▸ **Records for processing**:
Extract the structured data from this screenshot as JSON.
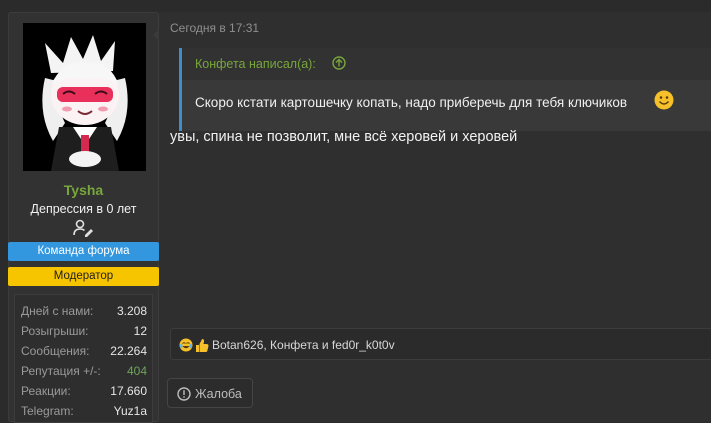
{
  "user": {
    "name": "Tysha",
    "title": "Депрессия в 0 лет",
    "banners": [
      "Команда форума",
      "Модератор"
    ],
    "colors": {
      "name": "#78a63c",
      "team_banner": "#3297df",
      "mod_banner": "#f7c400"
    },
    "stats": [
      {
        "label": "Дней с нами:",
        "value": "3.208"
      },
      {
        "label": "Розыгрыши:",
        "value": "12"
      },
      {
        "label": "Сообщения:",
        "value": "22.264"
      },
      {
        "label": "Репутация +/-:",
        "value": "404"
      },
      {
        "label": "Реакции:",
        "value": "17.660"
      },
      {
        "label": "Telegram:",
        "value": "Yuz1a"
      }
    ]
  },
  "post": {
    "date": "Сегодня в 17:31",
    "quote": {
      "author": "Конфета написал(а):",
      "text": "Скоро кстати картошечку копать, надо приберечь для тебя ключиков",
      "accent": "#3b8fd1"
    },
    "message": "увы, спина не позволит, мне всё херовей и херовей",
    "reactions": {
      "icons": [
        "laugh-cry-emoji",
        "thumbs-up-emoji"
      ],
      "users": "Botan626, Конфета и fed0r_k0t0v"
    },
    "report_label": "Жалоба"
  }
}
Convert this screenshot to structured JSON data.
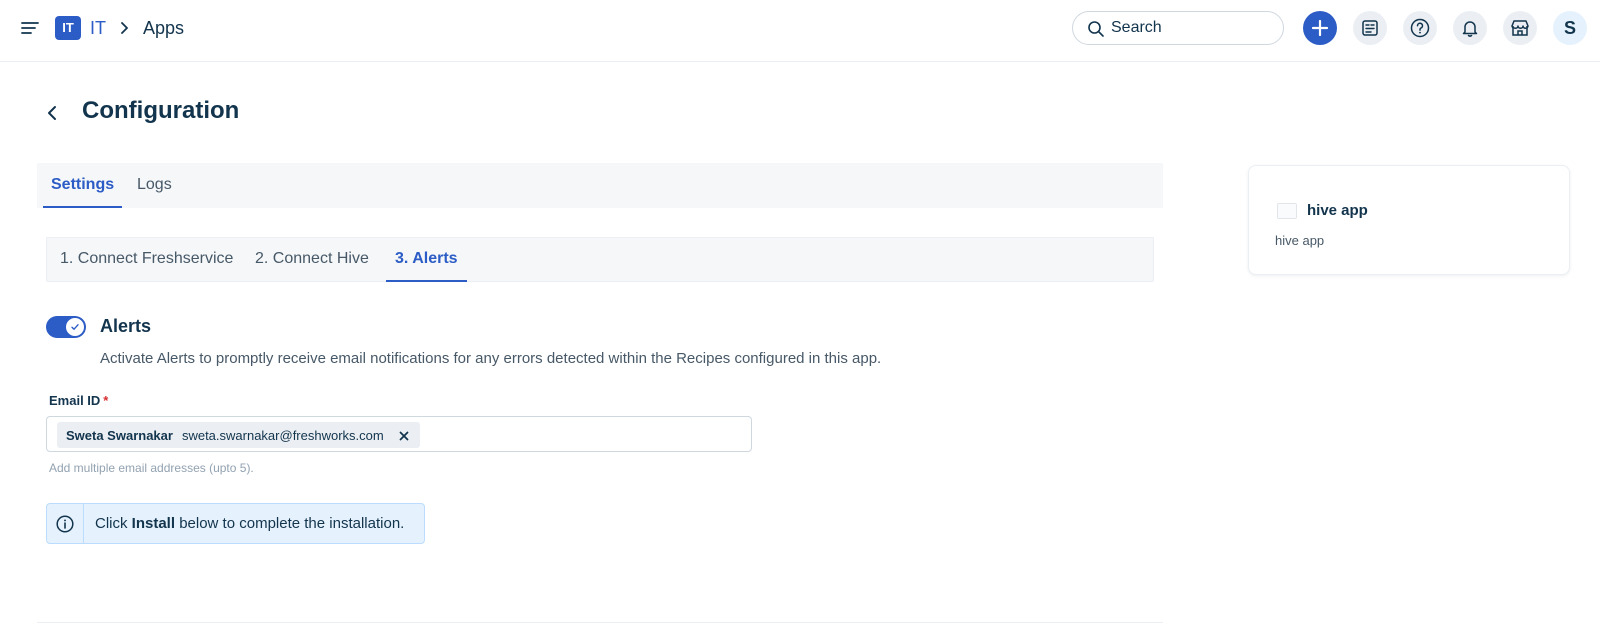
{
  "topbar": {
    "workspace_badge": "IT",
    "workspace_name": "IT",
    "breadcrumb_current": "Apps",
    "search_placeholder": "Search",
    "avatar_initial": "S",
    "icons": [
      "menu-icon",
      "chevron-right-icon",
      "search-icon",
      "plus-icon",
      "form-icon",
      "help-icon",
      "bell-icon",
      "store-icon"
    ]
  },
  "header": {
    "title": "Configuration"
  },
  "main_tabs": [
    {
      "label": "Settings",
      "active": true
    },
    {
      "label": "Logs",
      "active": false
    }
  ],
  "step_tabs": [
    {
      "label": "1. Connect Freshservice",
      "active": false
    },
    {
      "label": "2. Connect Hive",
      "active": false
    },
    {
      "label": "3. Alerts",
      "active": true
    }
  ],
  "alerts": {
    "enabled": true,
    "title": "Alerts",
    "description": "Activate Alerts to promptly receive email notifications for any errors detected within the Recipes configured in this app.",
    "email_label": "Email ID",
    "required_mark": "*",
    "chips": [
      {
        "name": "Sweta Swarnakar",
        "email": "sweta.swarnakar@freshworks.com"
      }
    ],
    "hint": "Add multiple email addresses (upto 5)."
  },
  "info_banner": {
    "prefix": "Click ",
    "strong": "Install",
    "suffix": " below to complete the installation."
  },
  "app_card": {
    "name": "hive app",
    "subtitle": "hive app"
  },
  "colors": {
    "primary": "#2c5cc5",
    "text": "#12344d",
    "muted": "#475867",
    "info_bg": "#e5f2fd",
    "required": "#d72d30"
  }
}
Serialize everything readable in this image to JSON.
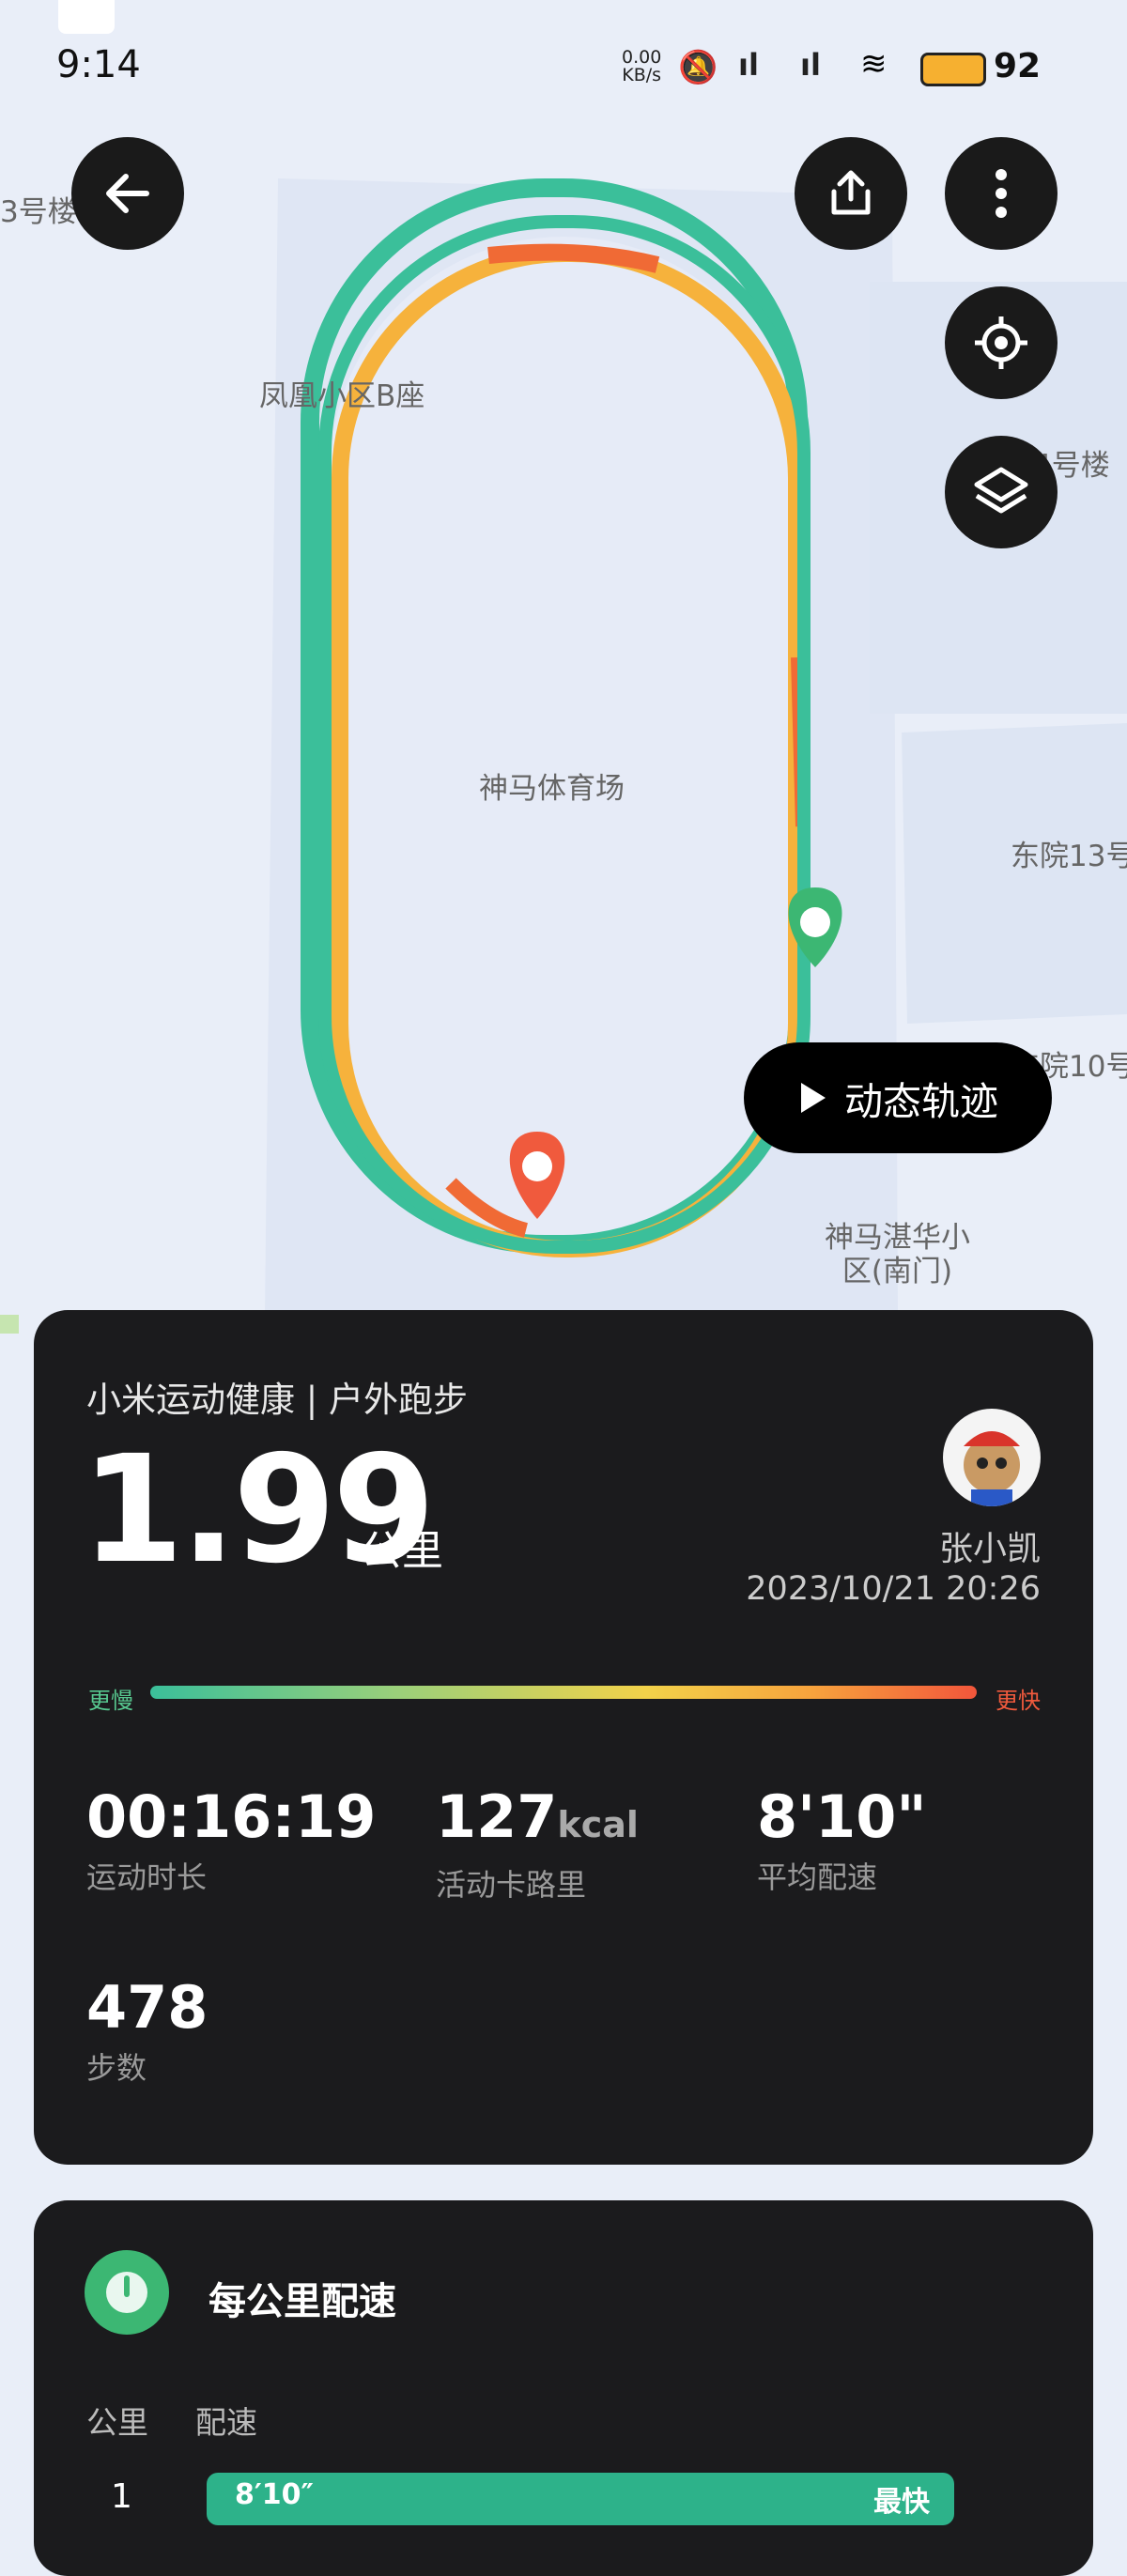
{
  "status_bar": {
    "time": "9:14",
    "net_speed": "0.00",
    "net_unit": "KB/s",
    "battery": "92"
  },
  "map": {
    "labels": {
      "b3": "3号楼",
      "b_residence": "凤凰小区B座",
      "b4": "4号楼",
      "stadium": "神马体育场",
      "east13": "东院13号",
      "east10": "东院10号",
      "south_gate": "神马湛华小\n区(南门)"
    },
    "replay_button": "动态轨迹"
  },
  "summary": {
    "app_title": "小米运动健康 | 户外跑步",
    "distance": "1.99",
    "distance_unit": "公里",
    "user_name": "张小凯",
    "date": "2023/10/21 20:26",
    "legend_slow": "更慢",
    "legend_fast": "更快",
    "colors": {
      "slow": "#3bbf9a",
      "mid": "#f2d24a",
      "fast": "#f2563b",
      "start": "#3cb773",
      "end": "#f05a3d"
    },
    "stats": {
      "duration": {
        "value": "00:16:19",
        "label": "运动时长"
      },
      "calories": {
        "value": "127",
        "unit": "kcal",
        "label": "活动卡路里"
      },
      "pace": {
        "value": "8'10\"",
        "label": "平均配速"
      },
      "steps": {
        "value": "478",
        "label": "步数"
      }
    }
  },
  "pace_section": {
    "title": "每公里配速",
    "col_km": "公里",
    "col_pace": "配速",
    "rows": [
      {
        "km": "1",
        "pace": "8′10″",
        "tag": "最快"
      }
    ]
  }
}
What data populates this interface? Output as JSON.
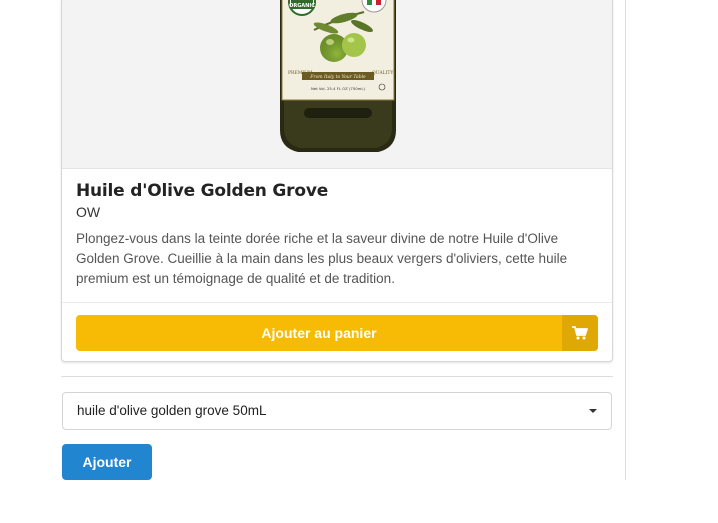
{
  "product": {
    "name": "Huile d'Olive Golden Grove",
    "meta": "OW",
    "description": "Plongez-vous dans la teinte dorée riche et la saveur divine de notre Huile d'Olive Golden Grove. Cueillie à la main dans les plus beaux vergers d'oliviers, cette huile premium est un témoignage de qualité et de tradition.",
    "image_icon": "olive-oil-bottle",
    "label": {
      "badge": "ORGANIC",
      "badge_top": "USDA",
      "left_word": "PREMIUM",
      "right_word": "QUALITY",
      "ribbon": "From Italy to Your Table",
      "volume": "Net Vol. 25.4 FL OZ (750mL)"
    }
  },
  "cart": {
    "button_label": "Ajouter au panier",
    "icon": "cart-icon",
    "color": "#f8bb05"
  },
  "variant": {
    "selected": "huile d'olive golden grove 50mL"
  },
  "actions": {
    "add_label": "Ajouter",
    "color": "#2185d0"
  }
}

▸ **Requirements**: Leave out the pictures, and give all the records again exactly.

▸ **Output**:
Extract the structured data from this screenshot as JSON.
{
  "user": {
    "name": "Tysha",
    "title": "Депрессия в 0 лет",
    "banners": [
      "Команда форума",
      "Модератор"
    ],
    "colors": {
      "name": "#78a63c",
      "team_banner": "#3297df",
      "mod_banner": "#f7c400"
    },
    "stats": [
      {
        "label": "Дней с нами:",
        "value": "3.208"
      },
      {
        "label": "Розыгрыши:",
        "value": "12"
      },
      {
        "label": "Сообщения:",
        "value": "22.264"
      },
      {
        "label": "Репутация +/-:",
        "value": "404"
      },
      {
        "label": "Реакции:",
        "value": "17.660"
      },
      {
        "label": "Telegram:",
        "value": "Yuz1a"
      }
    ]
  },
  "post": {
    "date": "Сегодня в 17:31",
    "quote": {
      "author": "Конфета написал(а):",
      "text": "Скоро кстати картошечку копать, надо приберечь для тебя ключиков",
      "accent": "#3b8fd1"
    },
    "message": "увы, спина не позволит, мне всё херовей и херовей",
    "reactions": {
      "icons": [
        "laugh-cry-emoji",
        "thumbs-up-emoji"
      ],
      "users": "Botan626, Конфета и fed0r_k0t0v"
    },
    "report_label": "Жалоба"
  }
}
Convert this screenshot to structured JSON data.
{
  "topbar": {
    "workspace_badge": "IT",
    "workspace_name": "IT",
    "breadcrumb_current": "Apps",
    "search_placeholder": "Search",
    "avatar_initial": "S",
    "icons": [
      "menu-icon",
      "chevron-right-icon",
      "search-icon",
      "plus-icon",
      "form-icon",
      "help-icon",
      "bell-icon",
      "store-icon"
    ]
  },
  "header": {
    "title": "Configuration"
  },
  "main_tabs": [
    {
      "label": "Settings",
      "active": true
    },
    {
      "label": "Logs",
      "active": false
    }
  ],
  "step_tabs": [
    {
      "label": "1. Connect Freshservice",
      "active": false
    },
    {
      "label": "2. Connect Hive",
      "active": false
    },
    {
      "label": "3. Alerts",
      "active": true
    }
  ],
  "alerts": {
    "enabled": true,
    "title": "Alerts",
    "description": "Activate Alerts to promptly receive email notifications for any errors detected within the Recipes configured in this app.",
    "email_label": "Email ID",
    "required_mark": "*",
    "chips": [
      {
        "name": "Sweta Swarnakar",
        "email": "sweta.swarnakar@freshworks.com"
      }
    ],
    "hint": "Add multiple email addresses (upto 5)."
  },
  "info_banner": {
    "prefix": "Click ",
    "strong": "Install",
    "suffix": " below to complete the installation."
  },
  "app_card": {
    "name": "hive app",
    "subtitle": "hive app"
  },
  "colors": {
    "primary": "#2c5cc5",
    "text": "#12344d",
    "muted": "#475867",
    "info_bg": "#e5f2fd",
    "required": "#d72d30"
  }
}
Serialize everything readable in this image to JSON.
{
  "status_bar": {
    "time": "9:14",
    "net_speed": "0.00",
    "net_unit": "KB/s",
    "battery": "92"
  },
  "map": {
    "labels": {
      "b3": "3号楼",
      "b_residence": "凤凰小区B座",
      "b4": "4号楼",
      "stadium": "神马体育场",
      "east13": "东院13号",
      "east10": "东院10号",
      "south_gate": "神马湛华小\n区(南门)"
    },
    "replay_button": "动态轨迹"
  },
  "summary": {
    "app_title": "小米运动健康 | 户外跑步",
    "distance": "1.99",
    "distance_unit": "公里",
    "user_name": "张小凯",
    "date": "2023/10/21 20:26",
    "legend_slow": "更慢",
    "legend_fast": "更快",
    "colors": {
      "slow": "#3bbf9a",
      "mid": "#f2d24a",
      "fast": "#f2563b",
      "start": "#3cb773",
      "end": "#f05a3d"
    },
    "stats": {
      "duration": {
        "value": "00:16:19",
        "label": "运动时长"
      },
      "calories": {
        "value": "127",
        "unit": "kcal",
        "label": "活动卡路里"
      },
      "pace": {
        "value": "8'10\"",
        "label": "平均配速"
      },
      "steps": {
        "value": "478",
        "label": "步数"
      }
    }
  },
  "pace_section": {
    "title": "每公里配速",
    "col_km": "公里",
    "col_pace": "配速",
    "rows": [
      {
        "km": "1",
        "pace": "8′10″",
        "tag": "最快"
      }
    ]
  }
}
What data populates this interface? Output as JSON.
{
  "product": {
    "name": "Huile d'Olive Golden Grove",
    "meta": "OW",
    "description": "Plongez-vous dans la teinte dorée riche et la saveur divine de notre Huile d'Olive Golden Grove. Cueillie à la main dans les plus beaux vergers d'oliviers, cette huile premium est un témoignage de qualité et de tradition.",
    "image_icon": "olive-oil-bottle",
    "label": {
      "badge": "ORGANIC",
      "badge_top": "USDA",
      "left_word": "PREMIUM",
      "right_word": "QUALITY",
      "ribbon": "From Italy to Your Table",
      "volume": "Net Vol. 25.4 FL OZ (750mL)"
    }
  },
  "cart": {
    "button_label": "Ajouter au panier",
    "icon": "cart-icon",
    "color": "#f8bb05"
  },
  "variant": {
    "selected": "huile d'olive golden grove 50mL"
  },
  "actions": {
    "add_label": "Ajouter",
    "color": "#2185d0"
  }
}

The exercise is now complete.